### WHAT YOU HAVE TO DO
Tally the lines in the listing below that contain "title" and report the tally alone.

### PROVIDED DATA
+++

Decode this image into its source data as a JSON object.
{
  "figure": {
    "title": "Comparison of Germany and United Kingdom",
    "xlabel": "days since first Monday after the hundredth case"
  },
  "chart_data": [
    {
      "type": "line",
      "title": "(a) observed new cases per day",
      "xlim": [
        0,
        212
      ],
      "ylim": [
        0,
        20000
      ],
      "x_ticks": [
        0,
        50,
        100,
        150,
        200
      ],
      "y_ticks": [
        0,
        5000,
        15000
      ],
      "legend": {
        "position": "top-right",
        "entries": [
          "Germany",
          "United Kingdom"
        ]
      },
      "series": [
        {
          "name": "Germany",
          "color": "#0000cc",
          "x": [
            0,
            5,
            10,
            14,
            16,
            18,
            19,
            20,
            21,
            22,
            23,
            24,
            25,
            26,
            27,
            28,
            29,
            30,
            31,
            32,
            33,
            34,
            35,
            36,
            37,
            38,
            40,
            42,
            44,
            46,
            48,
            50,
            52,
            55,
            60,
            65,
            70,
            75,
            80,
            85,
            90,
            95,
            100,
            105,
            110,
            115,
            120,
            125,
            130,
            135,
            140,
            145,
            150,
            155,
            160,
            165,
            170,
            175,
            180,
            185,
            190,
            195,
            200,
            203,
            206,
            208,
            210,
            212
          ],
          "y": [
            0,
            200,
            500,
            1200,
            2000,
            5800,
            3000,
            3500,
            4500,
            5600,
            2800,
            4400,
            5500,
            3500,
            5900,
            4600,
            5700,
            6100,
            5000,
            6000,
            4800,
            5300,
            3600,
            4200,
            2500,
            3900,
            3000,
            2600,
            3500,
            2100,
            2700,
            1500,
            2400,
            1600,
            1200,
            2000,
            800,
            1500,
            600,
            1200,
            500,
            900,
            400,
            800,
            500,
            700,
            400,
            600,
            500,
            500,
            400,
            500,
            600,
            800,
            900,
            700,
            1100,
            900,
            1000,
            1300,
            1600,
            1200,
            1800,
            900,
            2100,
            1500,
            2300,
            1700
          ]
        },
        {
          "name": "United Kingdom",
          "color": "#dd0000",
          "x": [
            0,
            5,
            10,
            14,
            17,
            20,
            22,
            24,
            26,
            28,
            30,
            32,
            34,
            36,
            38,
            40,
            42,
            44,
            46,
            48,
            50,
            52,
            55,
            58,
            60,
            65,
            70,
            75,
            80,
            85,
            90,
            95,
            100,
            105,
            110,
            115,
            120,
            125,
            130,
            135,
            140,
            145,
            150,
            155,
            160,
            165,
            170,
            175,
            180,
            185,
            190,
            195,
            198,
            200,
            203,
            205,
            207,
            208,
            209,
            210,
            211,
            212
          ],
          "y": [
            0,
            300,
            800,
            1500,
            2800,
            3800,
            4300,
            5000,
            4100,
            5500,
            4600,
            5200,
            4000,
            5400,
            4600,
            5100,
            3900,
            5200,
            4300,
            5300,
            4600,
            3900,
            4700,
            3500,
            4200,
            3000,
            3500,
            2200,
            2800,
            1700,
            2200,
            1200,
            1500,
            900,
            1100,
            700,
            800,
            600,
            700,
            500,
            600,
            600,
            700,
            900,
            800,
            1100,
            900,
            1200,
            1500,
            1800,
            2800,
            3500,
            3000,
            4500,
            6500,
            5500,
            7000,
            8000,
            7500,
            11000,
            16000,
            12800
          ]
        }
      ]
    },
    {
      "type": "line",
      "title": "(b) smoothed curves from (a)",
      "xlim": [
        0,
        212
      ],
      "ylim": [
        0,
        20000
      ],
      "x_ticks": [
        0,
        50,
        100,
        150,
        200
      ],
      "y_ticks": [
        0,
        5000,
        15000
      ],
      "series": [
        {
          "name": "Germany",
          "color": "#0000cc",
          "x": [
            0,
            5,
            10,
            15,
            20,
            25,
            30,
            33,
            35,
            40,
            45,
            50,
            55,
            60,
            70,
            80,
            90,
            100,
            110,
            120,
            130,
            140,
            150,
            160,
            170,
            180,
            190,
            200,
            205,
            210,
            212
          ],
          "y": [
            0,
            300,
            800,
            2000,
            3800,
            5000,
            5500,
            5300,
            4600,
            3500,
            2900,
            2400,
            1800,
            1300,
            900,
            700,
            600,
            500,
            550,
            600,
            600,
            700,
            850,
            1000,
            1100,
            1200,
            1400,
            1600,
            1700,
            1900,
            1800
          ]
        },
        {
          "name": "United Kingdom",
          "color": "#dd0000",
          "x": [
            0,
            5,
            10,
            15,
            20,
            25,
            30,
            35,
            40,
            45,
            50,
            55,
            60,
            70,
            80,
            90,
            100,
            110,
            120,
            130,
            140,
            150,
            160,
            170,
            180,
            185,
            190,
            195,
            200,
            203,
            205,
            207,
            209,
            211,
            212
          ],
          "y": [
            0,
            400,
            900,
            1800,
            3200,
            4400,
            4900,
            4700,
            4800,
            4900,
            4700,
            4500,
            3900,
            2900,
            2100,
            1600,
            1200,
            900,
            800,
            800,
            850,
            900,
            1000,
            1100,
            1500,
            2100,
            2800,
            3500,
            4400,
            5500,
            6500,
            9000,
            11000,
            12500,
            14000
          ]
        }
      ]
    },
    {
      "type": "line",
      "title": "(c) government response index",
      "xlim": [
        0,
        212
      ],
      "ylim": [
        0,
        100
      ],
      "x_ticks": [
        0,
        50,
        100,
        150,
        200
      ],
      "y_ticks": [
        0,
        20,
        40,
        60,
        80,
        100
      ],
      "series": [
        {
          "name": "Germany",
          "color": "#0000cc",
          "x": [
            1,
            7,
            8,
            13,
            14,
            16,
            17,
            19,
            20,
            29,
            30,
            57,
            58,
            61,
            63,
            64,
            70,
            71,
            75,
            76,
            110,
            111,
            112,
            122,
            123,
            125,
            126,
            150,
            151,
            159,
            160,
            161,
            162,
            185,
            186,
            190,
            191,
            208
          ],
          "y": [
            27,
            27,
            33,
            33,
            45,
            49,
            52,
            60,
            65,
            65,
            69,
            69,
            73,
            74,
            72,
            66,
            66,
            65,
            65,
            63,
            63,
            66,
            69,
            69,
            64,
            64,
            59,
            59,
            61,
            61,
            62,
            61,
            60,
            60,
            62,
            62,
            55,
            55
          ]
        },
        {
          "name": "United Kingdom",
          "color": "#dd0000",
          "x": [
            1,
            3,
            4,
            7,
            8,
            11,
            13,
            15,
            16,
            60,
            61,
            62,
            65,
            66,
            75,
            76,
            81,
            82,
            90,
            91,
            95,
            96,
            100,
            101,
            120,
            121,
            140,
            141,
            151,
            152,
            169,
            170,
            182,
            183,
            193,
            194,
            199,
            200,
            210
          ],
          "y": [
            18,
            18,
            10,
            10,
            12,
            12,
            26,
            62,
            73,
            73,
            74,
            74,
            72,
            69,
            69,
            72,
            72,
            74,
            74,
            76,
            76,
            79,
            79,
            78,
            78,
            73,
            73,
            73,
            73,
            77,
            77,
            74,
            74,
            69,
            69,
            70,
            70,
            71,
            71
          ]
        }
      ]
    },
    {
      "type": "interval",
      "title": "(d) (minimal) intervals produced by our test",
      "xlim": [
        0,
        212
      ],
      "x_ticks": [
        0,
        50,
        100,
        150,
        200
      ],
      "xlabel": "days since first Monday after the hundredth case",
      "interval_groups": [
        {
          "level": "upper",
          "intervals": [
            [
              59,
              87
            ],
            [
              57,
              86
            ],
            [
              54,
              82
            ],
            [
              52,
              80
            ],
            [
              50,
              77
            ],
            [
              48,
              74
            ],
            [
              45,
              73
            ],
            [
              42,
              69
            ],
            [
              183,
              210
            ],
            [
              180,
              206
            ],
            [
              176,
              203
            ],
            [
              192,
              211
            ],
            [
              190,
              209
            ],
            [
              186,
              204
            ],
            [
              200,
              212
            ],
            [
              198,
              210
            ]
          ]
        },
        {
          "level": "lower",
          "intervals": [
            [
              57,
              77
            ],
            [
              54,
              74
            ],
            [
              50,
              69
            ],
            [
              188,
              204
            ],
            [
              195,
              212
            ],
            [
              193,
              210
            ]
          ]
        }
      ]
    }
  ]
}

+++

### SOLUTION
5